- _EXERCISE DETAILS_
Repeat each line word for word.

- _DATASET CONTENT_

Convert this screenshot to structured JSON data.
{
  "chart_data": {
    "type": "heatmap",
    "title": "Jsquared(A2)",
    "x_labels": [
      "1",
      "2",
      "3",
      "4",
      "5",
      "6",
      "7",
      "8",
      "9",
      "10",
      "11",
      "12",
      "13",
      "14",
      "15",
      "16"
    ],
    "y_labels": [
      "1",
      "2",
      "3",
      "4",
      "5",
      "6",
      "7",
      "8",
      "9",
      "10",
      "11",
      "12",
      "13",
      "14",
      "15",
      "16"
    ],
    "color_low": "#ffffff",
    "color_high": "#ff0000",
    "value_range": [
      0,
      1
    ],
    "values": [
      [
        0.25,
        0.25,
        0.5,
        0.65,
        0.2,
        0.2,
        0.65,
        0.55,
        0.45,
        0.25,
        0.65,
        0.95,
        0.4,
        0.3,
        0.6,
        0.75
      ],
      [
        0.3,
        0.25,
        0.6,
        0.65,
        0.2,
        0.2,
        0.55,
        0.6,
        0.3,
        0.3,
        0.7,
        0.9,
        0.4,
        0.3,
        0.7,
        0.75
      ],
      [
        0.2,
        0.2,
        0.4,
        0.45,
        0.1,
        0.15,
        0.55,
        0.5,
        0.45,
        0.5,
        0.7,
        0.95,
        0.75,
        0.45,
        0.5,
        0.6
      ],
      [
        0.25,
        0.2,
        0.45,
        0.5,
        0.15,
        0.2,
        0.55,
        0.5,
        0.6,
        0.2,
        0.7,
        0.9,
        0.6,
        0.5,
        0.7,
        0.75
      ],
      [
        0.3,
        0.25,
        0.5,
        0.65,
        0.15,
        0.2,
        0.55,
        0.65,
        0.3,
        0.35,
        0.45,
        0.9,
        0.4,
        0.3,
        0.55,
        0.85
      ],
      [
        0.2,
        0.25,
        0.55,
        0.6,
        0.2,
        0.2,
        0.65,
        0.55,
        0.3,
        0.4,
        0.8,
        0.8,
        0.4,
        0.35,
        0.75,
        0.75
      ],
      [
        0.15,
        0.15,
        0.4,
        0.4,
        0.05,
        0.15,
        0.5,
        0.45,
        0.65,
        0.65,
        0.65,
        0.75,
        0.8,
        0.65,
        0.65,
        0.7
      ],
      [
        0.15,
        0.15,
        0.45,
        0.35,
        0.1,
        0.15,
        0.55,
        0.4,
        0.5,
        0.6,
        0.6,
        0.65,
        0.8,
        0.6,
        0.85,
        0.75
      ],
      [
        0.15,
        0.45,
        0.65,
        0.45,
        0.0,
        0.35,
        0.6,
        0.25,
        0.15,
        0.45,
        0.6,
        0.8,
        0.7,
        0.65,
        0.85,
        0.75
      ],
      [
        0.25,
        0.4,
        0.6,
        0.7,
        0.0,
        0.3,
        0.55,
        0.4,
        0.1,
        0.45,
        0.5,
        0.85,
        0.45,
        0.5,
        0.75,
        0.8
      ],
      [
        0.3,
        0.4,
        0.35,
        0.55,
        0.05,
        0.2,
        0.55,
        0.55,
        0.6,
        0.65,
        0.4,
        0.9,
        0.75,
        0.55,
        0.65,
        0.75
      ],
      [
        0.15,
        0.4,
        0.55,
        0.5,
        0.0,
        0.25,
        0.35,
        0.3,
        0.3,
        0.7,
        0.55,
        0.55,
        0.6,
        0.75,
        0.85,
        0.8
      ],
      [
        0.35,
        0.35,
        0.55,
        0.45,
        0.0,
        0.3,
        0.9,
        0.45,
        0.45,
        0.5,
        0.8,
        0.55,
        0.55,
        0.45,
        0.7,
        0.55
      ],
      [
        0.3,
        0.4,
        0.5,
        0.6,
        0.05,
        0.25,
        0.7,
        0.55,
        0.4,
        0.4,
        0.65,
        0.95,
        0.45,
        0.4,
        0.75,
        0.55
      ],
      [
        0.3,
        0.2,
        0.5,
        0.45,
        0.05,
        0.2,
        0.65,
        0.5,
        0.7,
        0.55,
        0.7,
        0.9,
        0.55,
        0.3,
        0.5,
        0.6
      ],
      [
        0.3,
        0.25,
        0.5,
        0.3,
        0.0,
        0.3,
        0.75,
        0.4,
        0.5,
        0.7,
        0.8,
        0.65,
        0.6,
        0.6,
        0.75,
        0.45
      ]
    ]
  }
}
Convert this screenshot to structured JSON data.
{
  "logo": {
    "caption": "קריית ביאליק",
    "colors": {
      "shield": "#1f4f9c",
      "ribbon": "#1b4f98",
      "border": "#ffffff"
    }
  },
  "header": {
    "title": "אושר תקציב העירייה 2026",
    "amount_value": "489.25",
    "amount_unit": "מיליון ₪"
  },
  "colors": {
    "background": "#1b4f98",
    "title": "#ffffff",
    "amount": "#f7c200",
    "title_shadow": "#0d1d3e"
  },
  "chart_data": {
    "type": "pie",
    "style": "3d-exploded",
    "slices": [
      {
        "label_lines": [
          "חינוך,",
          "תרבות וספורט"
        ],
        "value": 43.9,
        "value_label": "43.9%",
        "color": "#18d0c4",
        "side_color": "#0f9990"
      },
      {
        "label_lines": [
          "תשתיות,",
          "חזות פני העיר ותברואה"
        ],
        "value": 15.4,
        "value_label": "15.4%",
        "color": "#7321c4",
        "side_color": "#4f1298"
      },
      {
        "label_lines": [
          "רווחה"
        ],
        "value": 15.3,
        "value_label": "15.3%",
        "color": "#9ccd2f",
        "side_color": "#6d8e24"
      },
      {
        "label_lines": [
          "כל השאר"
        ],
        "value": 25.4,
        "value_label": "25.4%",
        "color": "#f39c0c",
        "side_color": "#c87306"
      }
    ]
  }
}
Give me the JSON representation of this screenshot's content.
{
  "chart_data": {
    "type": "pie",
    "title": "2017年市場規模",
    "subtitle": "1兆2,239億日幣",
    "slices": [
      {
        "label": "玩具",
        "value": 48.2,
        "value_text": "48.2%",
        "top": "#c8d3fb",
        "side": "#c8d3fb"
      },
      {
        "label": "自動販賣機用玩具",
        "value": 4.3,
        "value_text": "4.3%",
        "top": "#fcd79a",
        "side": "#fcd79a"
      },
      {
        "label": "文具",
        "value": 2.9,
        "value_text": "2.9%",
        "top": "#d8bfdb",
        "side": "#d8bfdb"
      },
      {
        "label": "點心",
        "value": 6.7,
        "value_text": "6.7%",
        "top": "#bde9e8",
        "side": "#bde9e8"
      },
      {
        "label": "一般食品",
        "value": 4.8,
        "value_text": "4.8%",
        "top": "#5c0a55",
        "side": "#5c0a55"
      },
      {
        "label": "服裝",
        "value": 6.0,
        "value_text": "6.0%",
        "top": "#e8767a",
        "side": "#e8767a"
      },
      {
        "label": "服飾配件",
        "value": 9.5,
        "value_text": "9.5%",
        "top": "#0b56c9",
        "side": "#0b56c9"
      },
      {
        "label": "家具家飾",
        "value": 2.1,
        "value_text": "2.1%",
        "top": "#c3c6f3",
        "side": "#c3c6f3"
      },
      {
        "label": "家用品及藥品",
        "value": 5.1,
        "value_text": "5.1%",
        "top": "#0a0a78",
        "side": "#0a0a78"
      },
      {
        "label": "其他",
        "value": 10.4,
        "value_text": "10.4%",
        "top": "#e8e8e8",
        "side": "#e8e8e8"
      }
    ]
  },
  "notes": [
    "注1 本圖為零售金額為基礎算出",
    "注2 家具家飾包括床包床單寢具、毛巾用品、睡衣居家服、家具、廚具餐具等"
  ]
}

- _RESULT_
Convert this screenshot to structured JSON data.
{
  "chart_data": {
    "type": "heatmap",
    "title": "Jsquared(A2)",
    "x_labels": [
      "1",
      "2",
      "3",
      "4",
      "5",
      "6",
      "7",
      "8",
      "9",
      "10",
      "11",
      "12",
      "13",
      "14",
      "15",
      "16"
    ],
    "y_labels": [
      "1",
      "2",
      "3",
      "4",
      "5",
      "6",
      "7",
      "8",
      "9",
      "10",
      "11",
      "12",
      "13",
      "14",
      "15",
      "16"
    ],
    "color_low": "#ffffff",
    "color_high": "#ff0000",
    "value_range": [
      0,
      1
    ],
    "values": [
      [
        0.25,
        0.25,
        0.5,
        0.65,
        0.2,
        0.2,
        0.65,
        0.55,
        0.45,
        0.25,
        0.65,
        0.95,
        0.4,
        0.3,
        0.6,
        0.75
      ],
      [
        0.3,
        0.25,
        0.6,
        0.65,
        0.2,
        0.2,
        0.55,
        0.6,
        0.3,
        0.3,
        0.7,
        0.9,
        0.4,
        0.3,
        0.7,
        0.75
      ],
      [
        0.2,
        0.2,
        0.4,
        0.45,
        0.1,
        0.15,
        0.55,
        0.5,
        0.45,
        0.5,
        0.7,
        0.95,
        0.75,
        0.45,
        0.5,
        0.6
      ],
      [
        0.25,
        0.2,
        0.45,
        0.5,
        0.15,
        0.2,
        0.55,
        0.5,
        0.6,
        0.2,
        0.7,
        0.9,
        0.6,
        0.5,
        0.7,
        0.75
      ],
      [
        0.3,
        0.25,
        0.5,
        0.65,
        0.15,
        0.2,
        0.55,
        0.65,
        0.3,
        0.35,
        0.45,
        0.9,
        0.4,
        0.3,
        0.55,
        0.85
      ],
      [
        0.2,
        0.25,
        0.55,
        0.6,
        0.2,
        0.2,
        0.65,
        0.55,
        0.3,
        0.4,
        0.8,
        0.8,
        0.4,
        0.35,
        0.75,
        0.75
      ],
      [
        0.15,
        0.15,
        0.4,
        0.4,
        0.05,
        0.15,
        0.5,
        0.45,
        0.65,
        0.65,
        0.65,
        0.75,
        0.8,
        0.65,
        0.65,
        0.7
      ],
      [
        0.15,
        0.15,
        0.45,
        0.35,
        0.1,
        0.15,
        0.55,
        0.4,
        0.5,
        0.6,
        0.6,
        0.65,
        0.8,
        0.6,
        0.85,
        0.75
      ],
      [
        0.15,
        0.45,
        0.65,
        0.45,
        0.0,
        0.35,
        0.6,
        0.25,
        0.15,
        0.45,
        0.6,
        0.8,
        0.7,
        0.65,
        0.85,
        0.75
      ],
      [
        0.25,
        0.4,
        0.6,
        0.7,
        0.0,
        0.3,
        0.55,
        0.4,
        0.1,
        0.45,
        0.5,
        0.85,
        0.45,
        0.5,
        0.75,
        0.8
      ],
      [
        0.3,
        0.4,
        0.35,
        0.55,
        0.05,
        0.2,
        0.55,
        0.55,
        0.6,
        0.65,
        0.4,
        0.9,
        0.75,
        0.55,
        0.65,
        0.75
      ],
      [
        0.15,
        0.4,
        0.55,
        0.5,
        0.0,
        0.25,
        0.35,
        0.3,
        0.3,
        0.7,
        0.55,
        0.55,
        0.6,
        0.75,
        0.85,
        0.8
      ],
      [
        0.35,
        0.35,
        0.55,
        0.45,
        0.0,
        0.3,
        0.9,
        0.45,
        0.45,
        0.5,
        0.8,
        0.55,
        0.55,
        0.45,
        0.7,
        0.55
      ],
      [
        0.3,
        0.4,
        0.5,
        0.6,
        0.05,
        0.25,
        0.7,
        0.55,
        0.4,
        0.4,
        0.65,
        0.95,
        0.45,
        0.4,
        0.75,
        0.55
      ],
      [
        0.3,
        0.2,
        0.5,
        0.45,
        0.05,
        0.2,
        0.65,
        0.5,
        0.7,
        0.55,
        0.7,
        0.9,
        0.55,
        0.3,
        0.5,
        0.6
      ],
      [
        0.3,
        0.25,
        0.5,
        0.3,
        0.0,
        0.3,
        0.75,
        0.4,
        0.5,
        0.7,
        0.8,
        0.65,
        0.6,
        0.6,
        0.75,
        0.45
      ]
    ]
  }
}
Convert this screenshot to structured JSON data.
{
  "logo": {
    "caption": "קריית ביאליק",
    "colors": {
      "shield": "#1f4f9c",
      "ribbon": "#1b4f98",
      "border": "#ffffff"
    }
  },
  "header": {
    "title": "אושר תקציב העירייה 2026",
    "amount_value": "489.25",
    "amount_unit": "מיליון ₪"
  },
  "colors": {
    "background": "#1b4f98",
    "title": "#ffffff",
    "amount": "#f7c200",
    "title_shadow": "#0d1d3e"
  },
  "chart_data": {
    "type": "pie",
    "style": "3d-exploded",
    "slices": [
      {
        "label_lines": [
          "חינוך,",
          "תרבות וספורט"
        ],
        "value": 43.9,
        "value_label": "43.9%",
        "color": "#18d0c4",
        "side_color": "#0f9990"
      },
      {
        "label_lines": [
          "תשתיות,",
          "חזות פני העיר ותברואה"
        ],
        "value": 15.4,
        "value_label": "15.4%",
        "color": "#7321c4",
        "side_color": "#4f1298"
      },
      {
        "label_lines": [
          "רווחה"
        ],
        "value": 15.3,
        "value_label": "15.3%",
        "color": "#9ccd2f",
        "side_color": "#6d8e24"
      },
      {
        "label_lines": [
          "כל השאר"
        ],
        "value": 25.4,
        "value_label": "25.4%",
        "color": "#f39c0c",
        "side_color": "#c87306"
      }
    ]
  }
}
Give me the JSON representation of this screenshot's content.
{
  "chart_data": {
    "type": "pie",
    "title": "2017年市場規模",
    "subtitle": "1兆2,239億日幣",
    "slices": [
      {
        "label": "玩具",
        "value": 48.2,
        "value_text": "48.2%",
        "top": "#c8d3fb",
        "side": "#c8d3fb"
      },
      {
        "label": "自動販賣機用玩具",
        "value": 4.3,
        "value_text": "4.3%",
        "top": "#fcd79a",
        "side": "#fcd79a"
      },
      {
        "label": "文具",
        "value": 2.9,
        "value_text": "2.9%",
        "top": "#d8bfdb",
        "side": "#d8bfdb"
      },
      {
        "label": "點心",
        "value": 6.7,
        "value_text": "6.7%",
        "top": "#bde9e8",
        "side": "#bde9e8"
      },
      {
        "label": "一般食品",
        "value": 4.8,
        "value_text": "4.8%",
        "top": "#5c0a55",
        "side": "#5c0a55"
      },
      {
        "label": "服裝",
        "value": 6.0,
        "value_text": "6.0%",
        "top": "#e8767a",
        "side": "#e8767a"
      },
      {
        "label": "服飾配件",
        "value": 9.5,
        "value_text": "9.5%",
        "top": "#0b56c9",
        "side": "#0b56c9"
      },
      {
        "label": "家具家飾",
        "value": 2.1,
        "value_text": "2.1%",
        "top": "#c3c6f3",
        "side": "#c3c6f3"
      },
      {
        "label": "家用品及藥品",
        "value": 5.1,
        "value_text": "5.1%",
        "top": "#0a0a78",
        "side": "#0a0a78"
      },
      {
        "label": "其他",
        "value": 10.4,
        "value_text": "10.4%",
        "top": "#e8e8e8",
        "side": "#e8e8e8"
      }
    ]
  },
  "notes": [
    "注1 本圖為零售金額為基礎算出",
    "注2 家具家飾包括床包床單寢具、毛巾用品、睡衣居家服、家具、廚具餐具等"
  ]
}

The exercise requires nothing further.